(Given exercise) Go through the listing beneath this task and return every line that carries the string "Huddle".

Entries from a dataset:
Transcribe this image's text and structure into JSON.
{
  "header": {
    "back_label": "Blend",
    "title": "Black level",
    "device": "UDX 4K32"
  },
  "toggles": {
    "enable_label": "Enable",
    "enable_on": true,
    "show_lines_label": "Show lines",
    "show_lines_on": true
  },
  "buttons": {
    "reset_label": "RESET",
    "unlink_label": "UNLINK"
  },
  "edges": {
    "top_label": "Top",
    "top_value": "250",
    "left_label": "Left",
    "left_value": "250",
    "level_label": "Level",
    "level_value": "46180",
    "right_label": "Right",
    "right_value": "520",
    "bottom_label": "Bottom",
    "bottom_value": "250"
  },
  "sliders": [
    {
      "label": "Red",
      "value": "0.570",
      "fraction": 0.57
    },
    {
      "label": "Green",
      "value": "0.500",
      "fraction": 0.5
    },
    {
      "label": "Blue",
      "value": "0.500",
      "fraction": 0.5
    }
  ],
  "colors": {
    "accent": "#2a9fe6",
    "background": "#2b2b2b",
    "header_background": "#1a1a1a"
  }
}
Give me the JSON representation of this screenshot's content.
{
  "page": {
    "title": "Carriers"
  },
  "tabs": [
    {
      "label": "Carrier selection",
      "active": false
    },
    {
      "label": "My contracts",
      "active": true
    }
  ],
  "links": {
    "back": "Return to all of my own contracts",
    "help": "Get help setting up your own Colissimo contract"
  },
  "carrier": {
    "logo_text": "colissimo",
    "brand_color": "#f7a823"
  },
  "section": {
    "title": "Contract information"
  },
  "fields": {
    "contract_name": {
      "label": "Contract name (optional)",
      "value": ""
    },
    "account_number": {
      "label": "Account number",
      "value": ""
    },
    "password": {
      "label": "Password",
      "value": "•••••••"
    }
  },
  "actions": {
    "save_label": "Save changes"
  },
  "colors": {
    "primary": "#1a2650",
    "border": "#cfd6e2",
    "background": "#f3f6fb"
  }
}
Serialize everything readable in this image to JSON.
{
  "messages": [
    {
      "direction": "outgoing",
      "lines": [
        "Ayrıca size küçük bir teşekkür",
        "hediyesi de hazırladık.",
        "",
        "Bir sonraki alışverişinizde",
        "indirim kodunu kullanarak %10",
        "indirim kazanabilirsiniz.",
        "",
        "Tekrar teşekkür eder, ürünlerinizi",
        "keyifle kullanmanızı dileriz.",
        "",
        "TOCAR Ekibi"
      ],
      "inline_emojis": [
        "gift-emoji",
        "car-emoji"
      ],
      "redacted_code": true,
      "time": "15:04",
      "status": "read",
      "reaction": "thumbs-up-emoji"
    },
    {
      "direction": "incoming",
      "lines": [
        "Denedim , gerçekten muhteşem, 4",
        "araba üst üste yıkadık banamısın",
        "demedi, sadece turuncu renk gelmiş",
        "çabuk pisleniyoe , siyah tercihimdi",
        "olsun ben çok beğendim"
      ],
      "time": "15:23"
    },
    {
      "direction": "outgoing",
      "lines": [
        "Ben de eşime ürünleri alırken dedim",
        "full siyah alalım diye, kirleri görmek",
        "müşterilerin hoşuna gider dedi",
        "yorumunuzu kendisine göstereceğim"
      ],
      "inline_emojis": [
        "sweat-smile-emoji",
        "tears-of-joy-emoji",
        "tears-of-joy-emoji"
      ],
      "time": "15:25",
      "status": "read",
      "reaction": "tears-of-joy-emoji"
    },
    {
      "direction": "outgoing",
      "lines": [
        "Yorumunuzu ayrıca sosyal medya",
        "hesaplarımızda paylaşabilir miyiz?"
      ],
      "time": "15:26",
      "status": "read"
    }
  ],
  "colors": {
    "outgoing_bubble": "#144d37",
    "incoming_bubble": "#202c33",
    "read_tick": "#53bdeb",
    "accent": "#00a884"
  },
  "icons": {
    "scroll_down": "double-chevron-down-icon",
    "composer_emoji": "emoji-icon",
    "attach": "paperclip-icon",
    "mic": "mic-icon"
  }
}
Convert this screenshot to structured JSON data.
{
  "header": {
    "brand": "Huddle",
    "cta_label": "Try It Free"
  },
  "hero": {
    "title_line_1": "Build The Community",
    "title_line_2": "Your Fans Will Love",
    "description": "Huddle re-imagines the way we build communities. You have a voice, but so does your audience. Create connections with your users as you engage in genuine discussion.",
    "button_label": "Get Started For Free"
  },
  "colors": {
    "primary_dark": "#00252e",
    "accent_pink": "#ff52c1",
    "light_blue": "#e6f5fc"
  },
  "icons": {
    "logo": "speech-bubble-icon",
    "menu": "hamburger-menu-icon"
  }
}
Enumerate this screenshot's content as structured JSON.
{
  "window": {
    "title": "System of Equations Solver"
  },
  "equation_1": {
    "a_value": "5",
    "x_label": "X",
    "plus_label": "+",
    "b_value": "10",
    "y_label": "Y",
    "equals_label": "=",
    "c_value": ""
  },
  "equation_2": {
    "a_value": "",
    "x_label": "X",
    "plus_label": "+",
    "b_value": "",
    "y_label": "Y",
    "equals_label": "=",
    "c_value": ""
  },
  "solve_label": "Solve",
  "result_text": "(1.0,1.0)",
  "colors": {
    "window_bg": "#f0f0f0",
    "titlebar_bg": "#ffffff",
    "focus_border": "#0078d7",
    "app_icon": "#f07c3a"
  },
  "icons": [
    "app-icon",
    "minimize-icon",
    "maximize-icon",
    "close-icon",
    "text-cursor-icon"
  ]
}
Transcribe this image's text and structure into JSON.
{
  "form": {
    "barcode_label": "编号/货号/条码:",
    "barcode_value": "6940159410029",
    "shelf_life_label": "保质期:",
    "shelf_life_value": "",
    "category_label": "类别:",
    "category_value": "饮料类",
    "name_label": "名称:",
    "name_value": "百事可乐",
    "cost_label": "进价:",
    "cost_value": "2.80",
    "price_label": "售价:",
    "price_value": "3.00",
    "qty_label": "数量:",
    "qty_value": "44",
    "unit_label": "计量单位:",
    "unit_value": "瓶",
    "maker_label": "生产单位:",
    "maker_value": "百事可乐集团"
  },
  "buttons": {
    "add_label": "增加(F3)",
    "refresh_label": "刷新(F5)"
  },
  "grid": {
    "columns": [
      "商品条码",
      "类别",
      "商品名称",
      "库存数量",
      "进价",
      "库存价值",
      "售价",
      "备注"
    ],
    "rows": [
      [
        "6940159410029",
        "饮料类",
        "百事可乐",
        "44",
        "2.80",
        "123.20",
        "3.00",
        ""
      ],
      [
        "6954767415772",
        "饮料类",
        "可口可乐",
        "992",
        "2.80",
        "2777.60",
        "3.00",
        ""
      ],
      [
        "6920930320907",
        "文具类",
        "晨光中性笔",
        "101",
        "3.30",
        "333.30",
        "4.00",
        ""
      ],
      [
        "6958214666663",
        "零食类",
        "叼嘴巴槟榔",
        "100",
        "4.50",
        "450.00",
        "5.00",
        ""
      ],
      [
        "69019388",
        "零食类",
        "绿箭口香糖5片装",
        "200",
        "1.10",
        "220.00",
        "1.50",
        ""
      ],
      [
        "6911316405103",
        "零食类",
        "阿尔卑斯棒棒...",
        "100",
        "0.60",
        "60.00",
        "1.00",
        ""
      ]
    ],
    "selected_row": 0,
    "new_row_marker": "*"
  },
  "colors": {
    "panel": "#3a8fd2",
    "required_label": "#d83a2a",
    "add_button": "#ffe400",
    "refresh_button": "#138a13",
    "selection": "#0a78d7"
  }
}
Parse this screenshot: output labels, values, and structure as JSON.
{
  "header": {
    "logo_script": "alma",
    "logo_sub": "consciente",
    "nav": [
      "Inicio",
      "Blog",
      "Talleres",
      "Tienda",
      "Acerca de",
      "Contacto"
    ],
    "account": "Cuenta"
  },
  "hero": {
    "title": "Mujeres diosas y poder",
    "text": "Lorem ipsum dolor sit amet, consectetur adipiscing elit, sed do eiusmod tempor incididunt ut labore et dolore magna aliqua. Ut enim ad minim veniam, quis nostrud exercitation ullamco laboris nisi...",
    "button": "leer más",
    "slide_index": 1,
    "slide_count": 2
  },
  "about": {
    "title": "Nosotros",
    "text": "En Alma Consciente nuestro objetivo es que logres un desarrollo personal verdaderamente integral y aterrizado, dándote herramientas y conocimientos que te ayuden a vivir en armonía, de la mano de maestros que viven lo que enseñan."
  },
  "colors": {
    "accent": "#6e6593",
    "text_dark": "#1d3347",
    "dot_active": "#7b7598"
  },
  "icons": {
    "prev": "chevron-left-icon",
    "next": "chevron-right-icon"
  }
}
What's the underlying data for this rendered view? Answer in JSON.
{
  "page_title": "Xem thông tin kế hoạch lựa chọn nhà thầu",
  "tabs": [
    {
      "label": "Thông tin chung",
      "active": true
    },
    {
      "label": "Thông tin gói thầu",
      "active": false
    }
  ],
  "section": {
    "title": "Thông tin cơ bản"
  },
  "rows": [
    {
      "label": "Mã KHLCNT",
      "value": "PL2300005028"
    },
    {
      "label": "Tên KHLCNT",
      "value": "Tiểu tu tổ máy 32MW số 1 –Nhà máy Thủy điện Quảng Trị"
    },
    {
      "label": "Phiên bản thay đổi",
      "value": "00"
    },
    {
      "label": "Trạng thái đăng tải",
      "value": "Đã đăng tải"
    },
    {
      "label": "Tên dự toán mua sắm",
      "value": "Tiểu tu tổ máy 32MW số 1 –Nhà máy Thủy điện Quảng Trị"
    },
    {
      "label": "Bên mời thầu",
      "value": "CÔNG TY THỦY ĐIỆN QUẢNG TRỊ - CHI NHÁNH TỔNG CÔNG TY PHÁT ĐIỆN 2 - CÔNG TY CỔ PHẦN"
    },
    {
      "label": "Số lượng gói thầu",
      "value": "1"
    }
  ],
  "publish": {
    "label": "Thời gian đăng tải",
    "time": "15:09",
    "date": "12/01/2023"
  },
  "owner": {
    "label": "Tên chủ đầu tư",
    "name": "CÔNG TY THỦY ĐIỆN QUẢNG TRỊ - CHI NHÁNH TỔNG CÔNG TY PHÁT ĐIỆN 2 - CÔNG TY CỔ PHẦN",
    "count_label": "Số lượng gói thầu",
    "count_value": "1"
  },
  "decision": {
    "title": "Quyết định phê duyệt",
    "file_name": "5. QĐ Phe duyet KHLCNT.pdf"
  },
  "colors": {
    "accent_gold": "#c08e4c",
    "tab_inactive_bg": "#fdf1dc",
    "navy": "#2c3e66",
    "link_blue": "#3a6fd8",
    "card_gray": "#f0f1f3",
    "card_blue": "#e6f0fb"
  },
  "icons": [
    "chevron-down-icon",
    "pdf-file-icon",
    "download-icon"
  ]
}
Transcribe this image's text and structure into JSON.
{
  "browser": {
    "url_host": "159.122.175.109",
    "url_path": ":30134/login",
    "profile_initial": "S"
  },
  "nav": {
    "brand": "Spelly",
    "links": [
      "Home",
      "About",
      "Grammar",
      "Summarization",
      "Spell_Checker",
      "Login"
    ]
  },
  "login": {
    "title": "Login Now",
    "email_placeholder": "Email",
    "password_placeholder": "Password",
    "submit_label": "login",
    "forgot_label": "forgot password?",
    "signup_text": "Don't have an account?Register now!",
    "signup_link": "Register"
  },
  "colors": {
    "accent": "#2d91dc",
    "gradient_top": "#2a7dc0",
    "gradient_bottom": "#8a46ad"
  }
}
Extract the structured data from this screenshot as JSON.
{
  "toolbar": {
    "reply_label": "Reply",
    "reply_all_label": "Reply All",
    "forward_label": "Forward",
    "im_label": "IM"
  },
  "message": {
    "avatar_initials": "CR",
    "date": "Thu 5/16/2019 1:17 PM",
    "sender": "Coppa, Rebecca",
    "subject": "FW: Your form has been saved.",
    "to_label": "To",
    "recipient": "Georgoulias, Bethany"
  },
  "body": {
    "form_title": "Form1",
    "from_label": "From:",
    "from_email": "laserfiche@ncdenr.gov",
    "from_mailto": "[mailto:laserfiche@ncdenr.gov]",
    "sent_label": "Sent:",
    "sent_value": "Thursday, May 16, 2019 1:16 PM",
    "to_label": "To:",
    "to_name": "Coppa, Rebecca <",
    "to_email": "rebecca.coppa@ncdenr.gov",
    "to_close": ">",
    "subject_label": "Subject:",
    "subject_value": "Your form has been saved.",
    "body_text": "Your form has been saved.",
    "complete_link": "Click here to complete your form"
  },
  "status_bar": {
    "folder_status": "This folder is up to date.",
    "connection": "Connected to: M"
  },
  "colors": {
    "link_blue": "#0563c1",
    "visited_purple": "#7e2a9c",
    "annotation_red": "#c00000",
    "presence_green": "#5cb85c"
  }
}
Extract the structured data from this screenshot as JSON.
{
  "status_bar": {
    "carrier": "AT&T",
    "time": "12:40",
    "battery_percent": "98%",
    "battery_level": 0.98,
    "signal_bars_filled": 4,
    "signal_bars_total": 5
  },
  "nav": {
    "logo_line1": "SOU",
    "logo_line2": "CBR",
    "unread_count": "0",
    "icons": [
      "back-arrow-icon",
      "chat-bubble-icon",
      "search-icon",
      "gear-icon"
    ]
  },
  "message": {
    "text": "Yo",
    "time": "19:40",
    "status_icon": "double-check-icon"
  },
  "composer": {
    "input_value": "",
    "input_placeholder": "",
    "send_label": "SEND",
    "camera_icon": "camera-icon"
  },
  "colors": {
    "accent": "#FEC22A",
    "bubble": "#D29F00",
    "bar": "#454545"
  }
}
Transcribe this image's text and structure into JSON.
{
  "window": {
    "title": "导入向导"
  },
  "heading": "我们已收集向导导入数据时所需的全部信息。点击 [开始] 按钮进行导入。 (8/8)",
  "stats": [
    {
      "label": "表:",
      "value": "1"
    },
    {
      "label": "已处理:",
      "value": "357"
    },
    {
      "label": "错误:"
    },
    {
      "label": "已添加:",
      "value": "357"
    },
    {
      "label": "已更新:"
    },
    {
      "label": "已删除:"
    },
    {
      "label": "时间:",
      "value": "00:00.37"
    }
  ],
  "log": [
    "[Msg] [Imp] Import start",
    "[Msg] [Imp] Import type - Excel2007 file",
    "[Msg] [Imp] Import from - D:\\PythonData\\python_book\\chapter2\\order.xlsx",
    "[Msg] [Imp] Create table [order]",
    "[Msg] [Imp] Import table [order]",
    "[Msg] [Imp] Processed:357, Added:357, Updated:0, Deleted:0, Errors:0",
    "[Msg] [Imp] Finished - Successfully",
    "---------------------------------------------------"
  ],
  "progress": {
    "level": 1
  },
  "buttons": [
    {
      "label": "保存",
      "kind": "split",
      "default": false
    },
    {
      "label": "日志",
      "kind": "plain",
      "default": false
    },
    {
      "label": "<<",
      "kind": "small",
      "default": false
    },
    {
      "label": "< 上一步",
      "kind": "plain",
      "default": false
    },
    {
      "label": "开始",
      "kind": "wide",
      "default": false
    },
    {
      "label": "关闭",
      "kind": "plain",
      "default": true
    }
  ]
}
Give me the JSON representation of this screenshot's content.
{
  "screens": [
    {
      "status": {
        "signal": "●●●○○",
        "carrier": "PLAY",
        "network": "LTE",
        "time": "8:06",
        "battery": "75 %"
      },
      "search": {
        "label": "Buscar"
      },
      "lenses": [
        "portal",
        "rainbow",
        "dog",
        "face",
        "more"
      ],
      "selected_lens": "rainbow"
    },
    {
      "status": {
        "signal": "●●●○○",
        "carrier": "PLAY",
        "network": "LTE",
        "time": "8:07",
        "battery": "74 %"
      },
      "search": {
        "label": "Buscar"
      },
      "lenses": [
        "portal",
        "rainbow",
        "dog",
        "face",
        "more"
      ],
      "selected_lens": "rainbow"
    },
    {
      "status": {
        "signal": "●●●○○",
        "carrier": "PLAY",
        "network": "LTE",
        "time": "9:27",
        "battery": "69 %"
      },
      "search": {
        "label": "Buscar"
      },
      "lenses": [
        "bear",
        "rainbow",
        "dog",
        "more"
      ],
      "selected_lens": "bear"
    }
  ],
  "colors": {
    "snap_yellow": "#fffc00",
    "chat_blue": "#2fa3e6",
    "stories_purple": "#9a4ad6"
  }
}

(Expected answer)
    "brand": "Huddle",
    "description": "Huddle re-imagines the way we build communities. You have a voice, but so does your audience. Create connections with your users as you engage in genuine discussion.",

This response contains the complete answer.